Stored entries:

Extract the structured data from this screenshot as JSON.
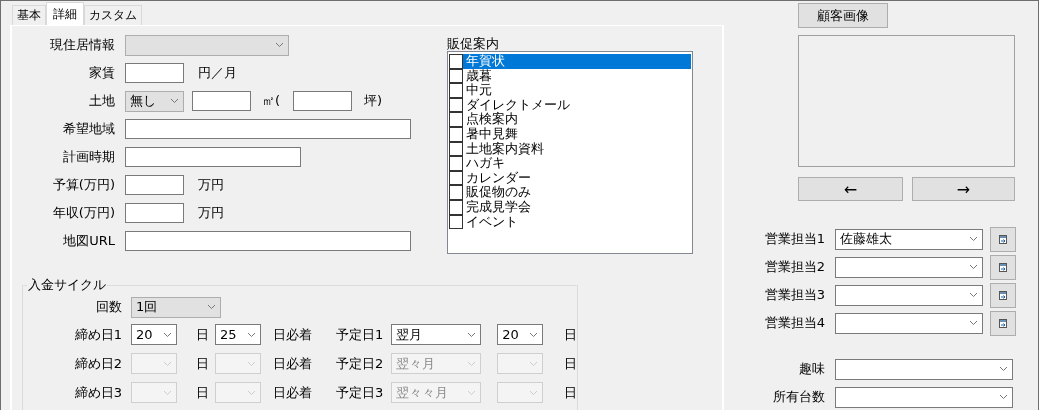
{
  "tabs": [
    {
      "label": "基本",
      "selected": false
    },
    {
      "label": "詳細",
      "selected": true
    },
    {
      "label": "カスタム",
      "selected": false
    }
  ],
  "details": [
    {
      "kind": "combo",
      "label": "現住居情報",
      "combo": {
        "kind": "list",
        "disabled": false
      }
    },
    {
      "kind": "amount",
      "label": "家賃",
      "unit": "円／月"
    },
    {
      "kind": "land",
      "label": "土地",
      "combo": {
        "kind": "list",
        "disabled": false,
        "value": "無し"
      },
      "unit": "㎡(",
      "unit2": "坪)"
    },
    {
      "kind": "long_text",
      "label": "希望地域"
    },
    {
      "kind": "medium_text",
      "label": "計画時期"
    },
    {
      "kind": "amount",
      "label": "予算(万円)",
      "unit": "万円"
    },
    {
      "kind": "amount",
      "label": "年収(万円)",
      "unit": "万円"
    },
    {
      "kind": "long_text",
      "label": "地図URL"
    }
  ],
  "promotion": {
    "label": "販促案内",
    "items": [
      {
        "label": "年賀状",
        "checked": false,
        "selected": true
      },
      {
        "label": "歳暮",
        "checked": false,
        "selected": false
      },
      {
        "label": "中元",
        "checked": false,
        "selected": false
      },
      {
        "label": "ダイレクトメール",
        "checked": false,
        "selected": false
      },
      {
        "label": "点検案内",
        "checked": false,
        "selected": false
      },
      {
        "label": "暑中見舞",
        "checked": false,
        "selected": false
      },
      {
        "label": "土地案内資料",
        "checked": false,
        "selected": false
      },
      {
        "label": "ハガキ",
        "checked": false,
        "selected": false
      },
      {
        "label": "カレンダー",
        "checked": false,
        "selected": false
      },
      {
        "label": "販促物のみ",
        "checked": false,
        "selected": false
      },
      {
        "label": "完成見学会",
        "checked": false,
        "selected": false
      },
      {
        "label": "イベント",
        "checked": false,
        "selected": false
      }
    ]
  },
  "payment_cycle": {
    "title": "入金サイクル",
    "count": {
      "label": "回数",
      "combo": {
        "kind": "list",
        "disabled": false,
        "value": "1回"
      }
    },
    "rows": [
      {
        "label": "締め日1",
        "closing_day": {
          "kind": "edit",
          "disabled": false,
          "value": "20"
        },
        "day_unit": "日",
        "arrival_day": {
          "kind": "edit",
          "disabled": false,
          "value": "25"
        },
        "arrival_unit": "日必着",
        "schedule_label": "予定日1",
        "schedule_month": {
          "kind": "edit",
          "disabled": false,
          "value": "翌月"
        },
        "schedule_day": {
          "kind": "edit",
          "disabled": false,
          "value": "20"
        },
        "schedule_unit": "日"
      },
      {
        "label": "締め日2",
        "closing_day": {
          "kind": "edit",
          "disabled": true
        },
        "day_unit": "日",
        "arrival_day": {
          "kind": "edit",
          "disabled": true
        },
        "arrival_unit": "日必着",
        "schedule_label": "予定日2",
        "schedule_month": {
          "kind": "edit",
          "disabled": true,
          "value": "翌々月"
        },
        "schedule_day": {
          "kind": "edit",
          "disabled": true
        },
        "schedule_unit": "日"
      },
      {
        "label": "締め日3",
        "closing_day": {
          "kind": "edit",
          "disabled": true
        },
        "day_unit": "日",
        "arrival_day": {
          "kind": "edit",
          "disabled": true
        },
        "arrival_unit": "日必着",
        "schedule_label": "予定日3",
        "schedule_month": {
          "kind": "edit",
          "disabled": true,
          "value": "翌々々月"
        },
        "schedule_day": {
          "kind": "edit",
          "disabled": true
        },
        "schedule_unit": "日"
      }
    ]
  },
  "customer_image": {
    "button": "顧客画像",
    "prev": "←",
    "next": "→"
  },
  "sales_reps": [
    {
      "label": "営業担当1",
      "combo": {
        "kind": "edit",
        "disabled": false,
        "value": "佐藤雄太"
      }
    },
    {
      "label": "営業担当2",
      "combo": {
        "kind": "edit",
        "disabled": false
      }
    },
    {
      "label": "営業担当3",
      "combo": {
        "kind": "edit",
        "disabled": false
      }
    },
    {
      "label": "営業担当4",
      "combo": {
        "kind": "edit",
        "disabled": false
      }
    }
  ],
  "extra": [
    {
      "label": "趣味",
      "combo": {
        "kind": "edit",
        "disabled": false
      }
    },
    {
      "label": "所有台数",
      "combo": {
        "kind": "edit",
        "disabled": false
      }
    }
  ]
}
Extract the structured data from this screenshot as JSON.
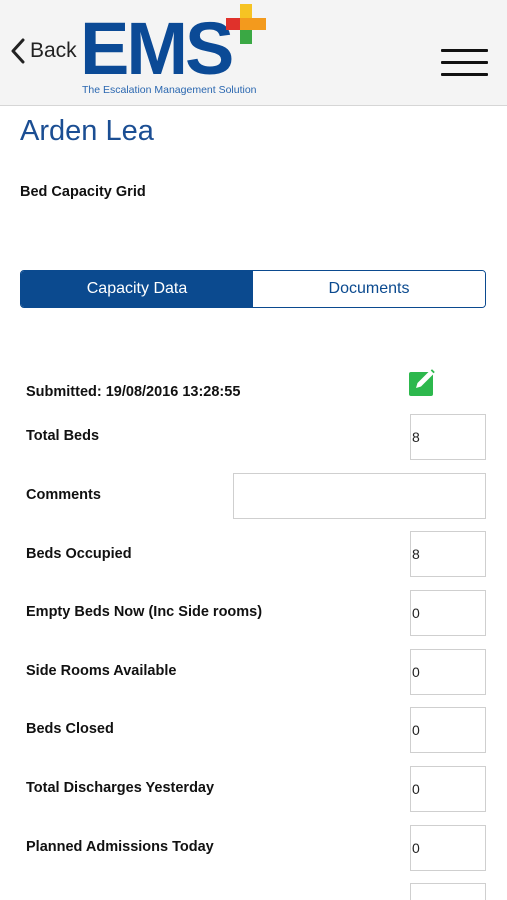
{
  "header": {
    "back_label": "Back",
    "logo_text": "EMS",
    "logo_tagline": "The Escalation Management Solution",
    "logo_plus_colors": [
      "#e0312b",
      "#f39a1d",
      "#3aa844",
      "#f6c323"
    ],
    "menu_icon": "hamburger-menu-icon"
  },
  "page": {
    "title": "Arden Lea",
    "subtitle": "Bed Capacity Grid"
  },
  "tabs": [
    {
      "label": "Capacity Data",
      "active": true
    },
    {
      "label": "Documents",
      "active": false
    }
  ],
  "form": {
    "submitted": "Submitted: 19/08/2016 13:28:55",
    "edit_icon": "edit-icon",
    "edit_icon_color": "#2db84d",
    "fields": [
      {
        "label": "Total Beds",
        "value": "8"
      },
      {
        "label": "Comments",
        "value": ""
      },
      {
        "label": "Beds Occupied",
        "value": "8"
      },
      {
        "label": "Empty Beds Now (Inc Side rooms)",
        "value": "0"
      },
      {
        "label": "Side Rooms Available",
        "value": "0"
      },
      {
        "label": "Beds Closed",
        "value": "0"
      },
      {
        "label": "Total Discharges Yesterday",
        "value": "0"
      },
      {
        "label": "Planned Admissions Today",
        "value": "0"
      }
    ]
  },
  "colors": {
    "primary": "#0b4a8f",
    "title": "#1b4e93",
    "header_bg": "#f4f4f4"
  }
}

What is being asked
Copy out the entries verbatim and leave the images out.

Output
Extract the structured data from this screenshot as JSON.
{
  "tabs": [
    {
      "label": "基本",
      "selected": false
    },
    {
      "label": "詳細",
      "selected": true
    },
    {
      "label": "カスタム",
      "selected": false
    }
  ],
  "details": [
    {
      "kind": "combo",
      "label": "現住居情報",
      "combo": {
        "kind": "list",
        "disabled": false
      }
    },
    {
      "kind": "amount",
      "label": "家賃",
      "unit": "円／月"
    },
    {
      "kind": "land",
      "label": "土地",
      "combo": {
        "kind": "list",
        "disabled": false,
        "value": "無し"
      },
      "unit": "㎡(",
      "unit2": "坪)"
    },
    {
      "kind": "long_text",
      "label": "希望地域"
    },
    {
      "kind": "medium_text",
      "label": "計画時期"
    },
    {
      "kind": "amount",
      "label": "予算(万円)",
      "unit": "万円"
    },
    {
      "kind": "amount",
      "label": "年収(万円)",
      "unit": "万円"
    },
    {
      "kind": "long_text",
      "label": "地図URL"
    }
  ],
  "promotion": {
    "label": "販促案内",
    "items": [
      {
        "label": "年賀状",
        "checked": false,
        "selected": true
      },
      {
        "label": "歳暮",
        "checked": false,
        "selected": false
      },
      {
        "label": "中元",
        "checked": false,
        "selected": false
      },
      {
        "label": "ダイレクトメール",
        "checked": false,
        "selected": false
      },
      {
        "label": "点検案内",
        "checked": false,
        "selected": false
      },
      {
        "label": "暑中見舞",
        "checked": false,
        "selected": false
      },
      {
        "label": "土地案内資料",
        "checked": false,
        "selected": false
      },
      {
        "label": "ハガキ",
        "checked": false,
        "selected": false
      },
      {
        "label": "カレンダー",
        "checked": false,
        "selected": false
      },
      {
        "label": "販促物のみ",
        "checked": false,
        "selected": false
      },
      {
        "label": "完成見学会",
        "checked": false,
        "selected": false
      },
      {
        "label": "イベント",
        "checked": false,
        "selected": false
      }
    ]
  },
  "payment_cycle": {
    "title": "入金サイクル",
    "count": {
      "label": "回数",
      "combo": {
        "kind": "list",
        "disabled": false,
        "value": "1回"
      }
    },
    "rows": [
      {
        "label": "締め日1",
        "closing_day": {
          "kind": "edit",
          "disabled": false,
          "value": "20"
        },
        "day_unit": "日",
        "arrival_day": {
          "kind": "edit",
          "disabled": false,
          "value": "25"
        },
        "arrival_unit": "日必着",
        "schedule_label": "予定日1",
        "schedule_month": {
          "kind": "edit",
          "disabled": false,
          "value": "翌月"
        },
        "schedule_day": {
          "kind": "edit",
          "disabled": false,
          "value": "20"
        },
        "schedule_unit": "日"
      },
      {
        "label": "締め日2",
        "closing_day": {
          "kind": "edit",
          "disabled": true
        },
        "day_unit": "日",
        "arrival_day": {
          "kind": "edit",
          "disabled": true
        },
        "arrival_unit": "日必着",
        "schedule_label": "予定日2",
        "schedule_month": {
          "kind": "edit",
          "disabled": true,
          "value": "翌々月"
        },
        "schedule_day": {
          "kind": "edit",
          "disabled": true
        },
        "schedule_unit": "日"
      },
      {
        "label": "締め日3",
        "closing_day": {
          "kind": "edit",
          "disabled": true
        },
        "day_unit": "日",
        "arrival_day": {
          "kind": "edit",
          "disabled": true
        },
        "arrival_unit": "日必着",
        "schedule_label": "予定日3",
        "schedule_month": {
          "kind": "edit",
          "disabled": true,
          "value": "翌々々月"
        },
        "schedule_day": {
          "kind": "edit",
          "disabled": true
        },
        "schedule_unit": "日"
      }
    ]
  },
  "customer_image": {
    "button": "顧客画像",
    "prev": "←",
    "next": "→"
  },
  "sales_reps": [
    {
      "label": "営業担当1",
      "combo": {
        "kind": "edit",
        "disabled": false,
        "value": "佐藤雄太"
      }
    },
    {
      "label": "営業担当2",
      "combo": {
        "kind": "edit",
        "disabled": false
      }
    },
    {
      "label": "営業担当3",
      "combo": {
        "kind": "edit",
        "disabled": false
      }
    },
    {
      "label": "営業担当4",
      "combo": {
        "kind": "edit",
        "disabled": false
      }
    }
  ],
  "extra": [
    {
      "label": "趣味",
      "combo": {
        "kind": "edit",
        "disabled": false
      }
    },
    {
      "label": "所有台数",
      "combo": {
        "kind": "edit",
        "disabled": false
      }
    }
  ]
}
Extract the structured data from this screenshot as JSON.
{
  "header": {
    "back_label": "Back",
    "logo_text": "EMS",
    "logo_tagline": "The Escalation Management Solution",
    "logo_plus_colors": [
      "#e0312b",
      "#f39a1d",
      "#3aa844",
      "#f6c323"
    ],
    "menu_icon": "hamburger-menu-icon"
  },
  "page": {
    "title": "Arden Lea",
    "subtitle": "Bed Capacity Grid"
  },
  "tabs": [
    {
      "label": "Capacity Data",
      "active": true
    },
    {
      "label": "Documents",
      "active": false
    }
  ],
  "form": {
    "submitted": "Submitted: 19/08/2016 13:28:55",
    "edit_icon": "edit-icon",
    "edit_icon_color": "#2db84d",
    "fields": [
      {
        "label": "Total Beds",
        "value": "8"
      },
      {
        "label": "Comments",
        "value": ""
      },
      {
        "label": "Beds Occupied",
        "value": "8"
      },
      {
        "label": "Empty Beds Now (Inc Side rooms)",
        "value": "0"
      },
      {
        "label": "Side Rooms Available",
        "value": "0"
      },
      {
        "label": "Beds Closed",
        "value": "0"
      },
      {
        "label": "Total Discharges Yesterday",
        "value": "0"
      },
      {
        "label": "Planned Admissions Today",
        "value": "0"
      }
    ]
  },
  "colors": {
    "primary": "#0b4a8f",
    "title": "#1b4e93",
    "header_bg": "#f4f4f4"
  }
}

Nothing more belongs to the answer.